REQUIREMENT
Gather the lines below that include the string "Vorhersage", copying each in full.

LISTED ENTRIES
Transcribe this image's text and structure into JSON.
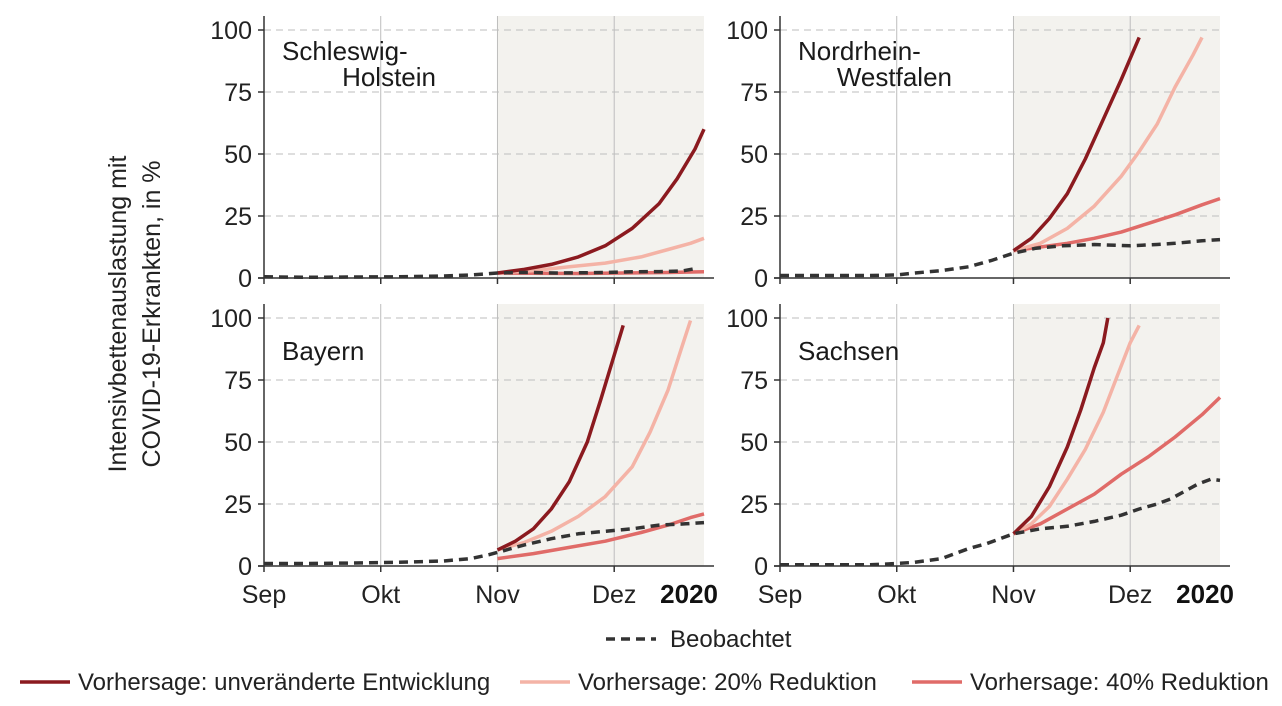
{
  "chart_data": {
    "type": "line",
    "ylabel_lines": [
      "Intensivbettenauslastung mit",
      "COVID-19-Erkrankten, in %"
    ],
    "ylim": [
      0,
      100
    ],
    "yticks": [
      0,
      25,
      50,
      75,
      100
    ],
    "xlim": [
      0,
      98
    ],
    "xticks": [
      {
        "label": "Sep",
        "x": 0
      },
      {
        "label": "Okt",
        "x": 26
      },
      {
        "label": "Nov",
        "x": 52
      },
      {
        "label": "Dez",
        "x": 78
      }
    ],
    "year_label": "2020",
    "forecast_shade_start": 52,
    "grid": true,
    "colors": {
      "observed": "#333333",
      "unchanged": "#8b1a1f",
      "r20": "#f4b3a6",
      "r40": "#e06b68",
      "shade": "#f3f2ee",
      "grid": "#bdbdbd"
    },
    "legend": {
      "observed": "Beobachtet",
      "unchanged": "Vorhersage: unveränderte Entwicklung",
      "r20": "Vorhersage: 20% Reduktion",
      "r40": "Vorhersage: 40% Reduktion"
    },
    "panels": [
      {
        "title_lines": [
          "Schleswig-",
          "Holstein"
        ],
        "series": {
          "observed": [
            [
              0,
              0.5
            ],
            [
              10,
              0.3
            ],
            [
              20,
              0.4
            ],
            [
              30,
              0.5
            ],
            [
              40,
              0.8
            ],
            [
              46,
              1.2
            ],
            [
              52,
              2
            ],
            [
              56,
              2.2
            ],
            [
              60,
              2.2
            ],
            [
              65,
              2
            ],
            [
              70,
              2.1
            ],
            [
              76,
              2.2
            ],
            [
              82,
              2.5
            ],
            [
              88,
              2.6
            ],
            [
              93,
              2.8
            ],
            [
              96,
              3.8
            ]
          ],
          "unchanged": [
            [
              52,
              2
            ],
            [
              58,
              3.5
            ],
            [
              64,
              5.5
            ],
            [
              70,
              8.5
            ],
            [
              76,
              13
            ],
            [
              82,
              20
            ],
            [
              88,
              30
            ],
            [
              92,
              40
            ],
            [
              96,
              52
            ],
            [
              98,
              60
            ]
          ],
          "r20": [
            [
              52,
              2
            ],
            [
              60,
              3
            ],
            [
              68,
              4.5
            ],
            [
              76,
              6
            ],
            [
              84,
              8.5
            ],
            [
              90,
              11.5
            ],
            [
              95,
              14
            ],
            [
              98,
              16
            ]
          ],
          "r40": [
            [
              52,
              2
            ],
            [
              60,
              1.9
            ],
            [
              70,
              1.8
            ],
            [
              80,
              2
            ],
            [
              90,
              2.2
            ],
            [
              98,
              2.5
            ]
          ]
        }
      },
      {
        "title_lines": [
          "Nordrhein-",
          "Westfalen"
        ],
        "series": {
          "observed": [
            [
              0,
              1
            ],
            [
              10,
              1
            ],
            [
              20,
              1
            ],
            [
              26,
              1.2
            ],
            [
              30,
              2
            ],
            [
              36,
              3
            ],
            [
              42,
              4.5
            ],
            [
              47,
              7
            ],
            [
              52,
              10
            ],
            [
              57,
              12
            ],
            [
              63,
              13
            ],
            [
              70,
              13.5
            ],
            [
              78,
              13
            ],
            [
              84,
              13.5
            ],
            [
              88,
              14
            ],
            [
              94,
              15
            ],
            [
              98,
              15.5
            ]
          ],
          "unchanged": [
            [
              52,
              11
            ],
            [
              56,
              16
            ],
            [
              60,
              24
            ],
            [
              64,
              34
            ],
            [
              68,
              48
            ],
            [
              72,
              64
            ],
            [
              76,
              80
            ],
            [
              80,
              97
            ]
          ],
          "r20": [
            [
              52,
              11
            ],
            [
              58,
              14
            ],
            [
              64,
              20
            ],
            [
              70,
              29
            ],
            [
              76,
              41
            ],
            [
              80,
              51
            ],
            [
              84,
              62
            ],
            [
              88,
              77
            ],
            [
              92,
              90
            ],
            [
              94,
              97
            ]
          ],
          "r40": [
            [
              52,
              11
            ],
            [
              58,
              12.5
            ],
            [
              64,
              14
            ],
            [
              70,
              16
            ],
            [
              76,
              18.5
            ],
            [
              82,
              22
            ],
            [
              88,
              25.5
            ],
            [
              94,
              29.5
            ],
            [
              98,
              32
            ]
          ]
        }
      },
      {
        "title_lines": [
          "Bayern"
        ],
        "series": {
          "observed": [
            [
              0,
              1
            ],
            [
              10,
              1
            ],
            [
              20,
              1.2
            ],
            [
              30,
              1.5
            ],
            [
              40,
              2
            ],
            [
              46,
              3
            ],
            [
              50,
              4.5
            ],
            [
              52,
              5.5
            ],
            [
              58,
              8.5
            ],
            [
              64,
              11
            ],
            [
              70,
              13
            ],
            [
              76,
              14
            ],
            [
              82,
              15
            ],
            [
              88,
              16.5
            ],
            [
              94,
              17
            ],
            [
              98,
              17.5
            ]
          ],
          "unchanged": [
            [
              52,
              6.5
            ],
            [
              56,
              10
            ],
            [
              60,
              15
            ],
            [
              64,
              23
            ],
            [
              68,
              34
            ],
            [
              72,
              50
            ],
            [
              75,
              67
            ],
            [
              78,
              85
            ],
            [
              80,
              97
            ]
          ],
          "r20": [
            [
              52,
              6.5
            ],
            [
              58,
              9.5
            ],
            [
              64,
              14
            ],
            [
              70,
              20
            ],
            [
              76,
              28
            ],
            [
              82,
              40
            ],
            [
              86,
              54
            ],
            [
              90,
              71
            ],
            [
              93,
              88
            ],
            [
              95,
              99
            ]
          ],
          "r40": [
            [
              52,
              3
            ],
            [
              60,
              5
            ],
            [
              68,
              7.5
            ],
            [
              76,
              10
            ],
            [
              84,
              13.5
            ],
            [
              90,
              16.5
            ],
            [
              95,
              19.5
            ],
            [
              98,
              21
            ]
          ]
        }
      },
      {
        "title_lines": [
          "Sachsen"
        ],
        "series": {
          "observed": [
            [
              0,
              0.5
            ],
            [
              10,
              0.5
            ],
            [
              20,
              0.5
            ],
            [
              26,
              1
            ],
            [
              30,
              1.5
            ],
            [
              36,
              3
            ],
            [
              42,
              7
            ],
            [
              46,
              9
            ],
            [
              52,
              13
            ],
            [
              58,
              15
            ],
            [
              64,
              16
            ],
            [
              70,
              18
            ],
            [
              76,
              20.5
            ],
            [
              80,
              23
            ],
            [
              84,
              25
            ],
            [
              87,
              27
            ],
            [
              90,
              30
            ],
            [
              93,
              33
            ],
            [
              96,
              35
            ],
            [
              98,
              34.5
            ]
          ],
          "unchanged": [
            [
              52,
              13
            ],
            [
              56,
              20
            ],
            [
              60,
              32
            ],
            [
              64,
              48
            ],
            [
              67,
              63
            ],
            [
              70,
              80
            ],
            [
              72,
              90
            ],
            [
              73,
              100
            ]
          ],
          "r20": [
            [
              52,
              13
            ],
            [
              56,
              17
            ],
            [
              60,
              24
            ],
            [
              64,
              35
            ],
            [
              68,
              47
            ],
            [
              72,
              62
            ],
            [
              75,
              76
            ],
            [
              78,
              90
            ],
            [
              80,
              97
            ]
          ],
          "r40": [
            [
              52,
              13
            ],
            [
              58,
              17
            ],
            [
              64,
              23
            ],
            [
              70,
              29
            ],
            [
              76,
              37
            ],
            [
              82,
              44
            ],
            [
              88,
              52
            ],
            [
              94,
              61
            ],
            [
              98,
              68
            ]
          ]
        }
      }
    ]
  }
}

RESPONSE BELOW
      "unchanged": "Vorhersage: unveränderte Entwicklung",
      "r20": "Vorhersage: 20% Reduktion",
      "r40": "Vorhersage: 40% Reduktion"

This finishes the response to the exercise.